Exercise goal: Retype the complete listing exactly as it appears.

Stored data:
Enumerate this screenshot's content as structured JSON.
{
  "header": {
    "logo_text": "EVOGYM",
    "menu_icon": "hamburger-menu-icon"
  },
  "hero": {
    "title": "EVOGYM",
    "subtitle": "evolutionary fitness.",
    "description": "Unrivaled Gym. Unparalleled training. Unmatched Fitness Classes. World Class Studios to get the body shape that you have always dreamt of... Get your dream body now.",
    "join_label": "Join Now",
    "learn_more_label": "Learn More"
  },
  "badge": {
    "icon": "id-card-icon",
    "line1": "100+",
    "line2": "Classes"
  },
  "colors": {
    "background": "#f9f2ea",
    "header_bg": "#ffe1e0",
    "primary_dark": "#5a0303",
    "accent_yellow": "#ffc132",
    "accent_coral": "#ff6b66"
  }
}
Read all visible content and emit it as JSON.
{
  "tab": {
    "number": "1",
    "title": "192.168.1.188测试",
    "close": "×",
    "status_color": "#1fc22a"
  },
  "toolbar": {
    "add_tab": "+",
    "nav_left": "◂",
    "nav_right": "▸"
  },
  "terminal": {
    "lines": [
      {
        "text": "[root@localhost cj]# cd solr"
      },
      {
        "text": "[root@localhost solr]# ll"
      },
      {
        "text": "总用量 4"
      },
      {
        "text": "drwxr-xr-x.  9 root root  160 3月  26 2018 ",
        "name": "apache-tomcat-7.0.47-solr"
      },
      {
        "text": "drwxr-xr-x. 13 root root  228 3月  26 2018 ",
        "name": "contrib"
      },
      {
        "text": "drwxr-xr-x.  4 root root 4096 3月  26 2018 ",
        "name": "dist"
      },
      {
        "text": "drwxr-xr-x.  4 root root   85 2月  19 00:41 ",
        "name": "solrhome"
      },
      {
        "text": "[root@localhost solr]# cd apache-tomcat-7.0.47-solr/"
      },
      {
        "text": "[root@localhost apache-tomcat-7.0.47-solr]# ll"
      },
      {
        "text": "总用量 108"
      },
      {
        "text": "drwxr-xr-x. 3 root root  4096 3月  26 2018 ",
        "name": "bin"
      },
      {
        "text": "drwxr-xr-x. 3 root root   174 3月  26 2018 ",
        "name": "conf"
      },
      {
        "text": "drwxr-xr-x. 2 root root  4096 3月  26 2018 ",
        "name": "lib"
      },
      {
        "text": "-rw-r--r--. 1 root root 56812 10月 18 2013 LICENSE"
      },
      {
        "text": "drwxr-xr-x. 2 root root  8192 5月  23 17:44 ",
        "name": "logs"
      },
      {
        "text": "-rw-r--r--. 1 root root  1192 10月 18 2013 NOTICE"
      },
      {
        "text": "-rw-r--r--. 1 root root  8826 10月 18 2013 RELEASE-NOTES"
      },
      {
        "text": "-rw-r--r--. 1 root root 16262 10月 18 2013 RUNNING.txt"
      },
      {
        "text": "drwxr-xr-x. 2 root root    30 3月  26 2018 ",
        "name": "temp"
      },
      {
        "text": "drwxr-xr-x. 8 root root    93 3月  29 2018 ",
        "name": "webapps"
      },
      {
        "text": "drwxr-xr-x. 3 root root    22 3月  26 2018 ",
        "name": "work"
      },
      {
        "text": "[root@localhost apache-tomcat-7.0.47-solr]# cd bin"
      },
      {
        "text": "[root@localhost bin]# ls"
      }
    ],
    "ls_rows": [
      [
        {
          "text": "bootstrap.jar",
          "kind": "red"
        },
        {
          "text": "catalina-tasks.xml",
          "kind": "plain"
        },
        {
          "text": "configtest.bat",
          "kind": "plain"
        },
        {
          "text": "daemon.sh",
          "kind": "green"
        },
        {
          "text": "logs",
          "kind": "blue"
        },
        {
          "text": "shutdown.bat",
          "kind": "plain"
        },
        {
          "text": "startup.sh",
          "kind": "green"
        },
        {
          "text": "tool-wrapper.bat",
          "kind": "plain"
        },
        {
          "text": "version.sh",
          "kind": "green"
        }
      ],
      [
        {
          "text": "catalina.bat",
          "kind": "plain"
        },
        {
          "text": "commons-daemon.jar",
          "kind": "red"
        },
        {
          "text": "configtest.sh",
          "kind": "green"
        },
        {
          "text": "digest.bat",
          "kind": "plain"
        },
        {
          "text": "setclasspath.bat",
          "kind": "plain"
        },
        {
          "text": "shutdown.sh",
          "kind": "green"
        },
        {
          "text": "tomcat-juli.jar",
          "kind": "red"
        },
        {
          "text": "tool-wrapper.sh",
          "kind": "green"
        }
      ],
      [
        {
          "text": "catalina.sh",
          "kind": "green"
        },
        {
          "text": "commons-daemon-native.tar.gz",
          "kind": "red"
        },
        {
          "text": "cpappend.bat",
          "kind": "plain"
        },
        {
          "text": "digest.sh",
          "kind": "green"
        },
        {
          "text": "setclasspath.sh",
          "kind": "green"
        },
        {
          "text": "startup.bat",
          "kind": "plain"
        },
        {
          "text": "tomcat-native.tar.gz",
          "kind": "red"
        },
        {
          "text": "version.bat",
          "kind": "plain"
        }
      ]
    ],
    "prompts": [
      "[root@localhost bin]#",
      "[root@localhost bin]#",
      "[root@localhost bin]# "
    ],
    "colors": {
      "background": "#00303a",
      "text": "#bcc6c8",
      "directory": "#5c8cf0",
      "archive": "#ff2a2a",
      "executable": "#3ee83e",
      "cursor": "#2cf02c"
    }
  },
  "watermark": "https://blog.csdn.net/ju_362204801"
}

Response to this exercise:
Enumerate this screenshot's content as structured JSON.
{
  "header": {
    "logo_text": "EVOGYM",
    "menu_icon": "hamburger-menu-icon"
  },
  "hero": {
    "title": "EVOGYM",
    "subtitle": "evolutionary fitness.",
    "description": "Unrivaled Gym. Unparalleled training. Unmatched Fitness Classes. World Class Studios to get the body shape that you have always dreamt of... Get your dream body now.",
    "join_label": "Join Now",
    "learn_more_label": "Learn More"
  },
  "badge": {
    "icon": "id-card-icon",
    "line1": "100+",
    "line2": "Classes"
  },
  "colors": {
    "background": "#f9f2ea",
    "header_bg": "#ffe1e0",
    "primary_dark": "#5a0303",
    "accent_yellow": "#ffc132",
    "accent_coral": "#ff6b66"
  }
}
Read all visible content and emit it as JSON.
{
  "tab": {
    "number": "1",
    "title": "192.168.1.188测试",
    "close": "×",
    "status_color": "#1fc22a"
  },
  "toolbar": {
    "add_tab": "+",
    "nav_left": "◂",
    "nav_right": "▸"
  },
  "terminal": {
    "lines": [
      {
        "text": "[root@localhost cj]# cd solr"
      },
      {
        "text": "[root@localhost solr]# ll"
      },
      {
        "text": "总用量 4"
      },
      {
        "text": "drwxr-xr-x.  9 root root  160 3月  26 2018 ",
        "name": "apache-tomcat-7.0.47-solr"
      },
      {
        "text": "drwxr-xr-x. 13 root root  228 3月  26 2018 ",
        "name": "contrib"
      },
      {
        "text": "drwxr-xr-x.  4 root root 4096 3月  26 2018 ",
        "name": "dist"
      },
      {
        "text": "drwxr-xr-x.  4 root root   85 2月  19 00:41 ",
        "name": "solrhome"
      },
      {
        "text": "[root@localhost solr]# cd apache-tomcat-7.0.47-solr/"
      },
      {
        "text": "[root@localhost apache-tomcat-7.0.47-solr]# ll"
      },
      {
        "text": "总用量 108"
      },
      {
        "text": "drwxr-xr-x. 3 root root  4096 3月  26 2018 ",
        "name": "bin"
      },
      {
        "text": "drwxr-xr-x. 3 root root   174 3月  26 2018 ",
        "name": "conf"
      },
      {
        "text": "drwxr-xr-x. 2 root root  4096 3月  26 2018 ",
        "name": "lib"
      },
      {
        "text": "-rw-r--r--. 1 root root 56812 10月 18 2013 LICENSE"
      },
      {
        "text": "drwxr-xr-x. 2 root root  8192 5月  23 17:44 ",
        "name": "logs"
      },
      {
        "text": "-rw-r--r--. 1 root root  1192 10月 18 2013 NOTICE"
      },
      {
        "text": "-rw-r--r--. 1 root root  8826 10月 18 2013 RELEASE-NOTES"
      },
      {
        "text": "-rw-r--r--. 1 root root 16262 10月 18 2013 RUNNING.txt"
      },
      {
        "text": "drwxr-xr-x. 2 root root    30 3月  26 2018 ",
        "name": "temp"
      },
      {
        "text": "drwxr-xr-x. 8 root root    93 3月  29 2018 ",
        "name": "webapps"
      },
      {
        "text": "drwxr-xr-x. 3 root root    22 3月  26 2018 ",
        "name": "work"
      },
      {
        "text": "[root@localhost apache-tomcat-7.0.47-solr]# cd bin"
      },
      {
        "text": "[root@localhost bin]# ls"
      }
    ],
    "ls_rows": [
      [
        {
          "text": "bootstrap.jar",
          "kind": "red"
        },
        {
          "text": "catalina-tasks.xml",
          "kind": "plain"
        },
        {
          "text": "configtest.bat",
          "kind": "plain"
        },
        {
          "text": "daemon.sh",
          "kind": "green"
        },
        {
          "text": "logs",
          "kind": "blue"
        },
        {
          "text": "shutdown.bat",
          "kind": "plain"
        },
        {
          "text": "startup.sh",
          "kind": "green"
        },
        {
          "text": "tool-wrapper.bat",
          "kind": "plain"
        },
        {
          "text": "version.sh",
          "kind": "green"
        }
      ],
      [
        {
          "text": "catalina.bat",
          "kind": "plain"
        },
        {
          "text": "commons-daemon.jar",
          "kind": "red"
        },
        {
          "text": "configtest.sh",
          "kind": "green"
        },
        {
          "text": "digest.bat",
          "kind": "plain"
        },
        {
          "text": "setclasspath.bat",
          "kind": "plain"
        },
        {
          "text": "shutdown.sh",
          "kind": "green"
        },
        {
          "text": "tomcat-juli.jar",
          "kind": "red"
        },
        {
          "text": "tool-wrapper.sh",
          "kind": "green"
        }
      ],
      [
        {
          "text": "catalina.sh",
          "kind": "green"
        },
        {
          "text": "commons-daemon-native.tar.gz",
          "kind": "red"
        },
        {
          "text": "cpappend.bat",
          "kind": "plain"
        },
        {
          "text": "digest.sh",
          "kind": "green"
        },
        {
          "text": "setclasspath.sh",
          "kind": "green"
        },
        {
          "text": "startup.bat",
          "kind": "plain"
        },
        {
          "text": "tomcat-native.tar.gz",
          "kind": "red"
        },
        {
          "text": "version.bat",
          "kind": "plain"
        }
      ]
    ],
    "prompts": [
      "[root@localhost bin]#",
      "[root@localhost bin]#",
      "[root@localhost bin]# "
    ],
    "colors": {
      "background": "#00303a",
      "text": "#bcc6c8",
      "directory": "#5c8cf0",
      "archive": "#ff2a2a",
      "executable": "#3ee83e",
      "cursor": "#2cf02c"
    }
  },
  "watermark": "https://blog.csdn.net/ju_362204801"
}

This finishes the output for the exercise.